'''

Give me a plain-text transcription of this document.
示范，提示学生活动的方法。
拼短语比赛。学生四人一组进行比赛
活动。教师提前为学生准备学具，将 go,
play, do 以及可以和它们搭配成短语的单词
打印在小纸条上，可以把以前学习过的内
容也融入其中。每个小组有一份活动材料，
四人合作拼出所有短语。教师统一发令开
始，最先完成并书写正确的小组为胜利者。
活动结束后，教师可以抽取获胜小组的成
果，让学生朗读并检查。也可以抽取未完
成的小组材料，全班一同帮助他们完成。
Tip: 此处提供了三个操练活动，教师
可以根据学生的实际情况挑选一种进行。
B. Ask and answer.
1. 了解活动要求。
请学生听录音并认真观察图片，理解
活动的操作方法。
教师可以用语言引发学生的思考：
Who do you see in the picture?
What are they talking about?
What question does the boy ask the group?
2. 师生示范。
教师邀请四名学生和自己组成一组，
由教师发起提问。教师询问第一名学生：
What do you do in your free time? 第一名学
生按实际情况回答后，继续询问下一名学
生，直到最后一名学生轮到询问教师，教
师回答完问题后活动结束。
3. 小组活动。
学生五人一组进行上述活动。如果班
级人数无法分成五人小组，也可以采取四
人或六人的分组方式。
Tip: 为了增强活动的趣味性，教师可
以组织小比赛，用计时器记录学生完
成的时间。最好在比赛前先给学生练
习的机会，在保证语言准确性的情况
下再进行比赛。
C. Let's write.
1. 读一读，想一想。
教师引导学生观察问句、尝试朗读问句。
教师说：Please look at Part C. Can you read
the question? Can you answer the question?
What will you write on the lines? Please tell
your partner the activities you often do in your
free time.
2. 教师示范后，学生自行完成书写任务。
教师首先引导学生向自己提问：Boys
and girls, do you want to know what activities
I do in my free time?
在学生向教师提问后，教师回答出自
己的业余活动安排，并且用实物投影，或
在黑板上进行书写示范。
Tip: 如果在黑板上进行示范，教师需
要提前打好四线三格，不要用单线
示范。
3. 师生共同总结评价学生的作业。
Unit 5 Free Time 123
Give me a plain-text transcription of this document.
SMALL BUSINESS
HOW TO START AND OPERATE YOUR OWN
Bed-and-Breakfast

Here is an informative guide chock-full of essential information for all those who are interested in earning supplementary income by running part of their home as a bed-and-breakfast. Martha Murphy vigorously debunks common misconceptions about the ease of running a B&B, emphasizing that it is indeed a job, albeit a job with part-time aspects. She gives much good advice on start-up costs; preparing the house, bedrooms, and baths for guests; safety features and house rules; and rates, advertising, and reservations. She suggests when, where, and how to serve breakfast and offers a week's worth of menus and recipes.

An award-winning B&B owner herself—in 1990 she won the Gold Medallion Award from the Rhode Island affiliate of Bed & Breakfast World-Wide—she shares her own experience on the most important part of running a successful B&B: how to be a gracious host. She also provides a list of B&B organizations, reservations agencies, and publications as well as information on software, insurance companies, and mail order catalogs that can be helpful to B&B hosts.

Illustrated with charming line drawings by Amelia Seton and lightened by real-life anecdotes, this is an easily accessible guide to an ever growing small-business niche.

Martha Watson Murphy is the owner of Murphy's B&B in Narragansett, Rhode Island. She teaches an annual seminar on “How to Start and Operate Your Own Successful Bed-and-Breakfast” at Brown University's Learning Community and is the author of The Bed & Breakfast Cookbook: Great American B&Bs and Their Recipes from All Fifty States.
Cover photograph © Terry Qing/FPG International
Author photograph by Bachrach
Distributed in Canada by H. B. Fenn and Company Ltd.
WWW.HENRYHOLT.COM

'''

- _What to work on_: Take every line above carrying "activities" and return it.

- _Solution for this problem_:
your partner the activities you often do in your
and girls, do you want to know what activities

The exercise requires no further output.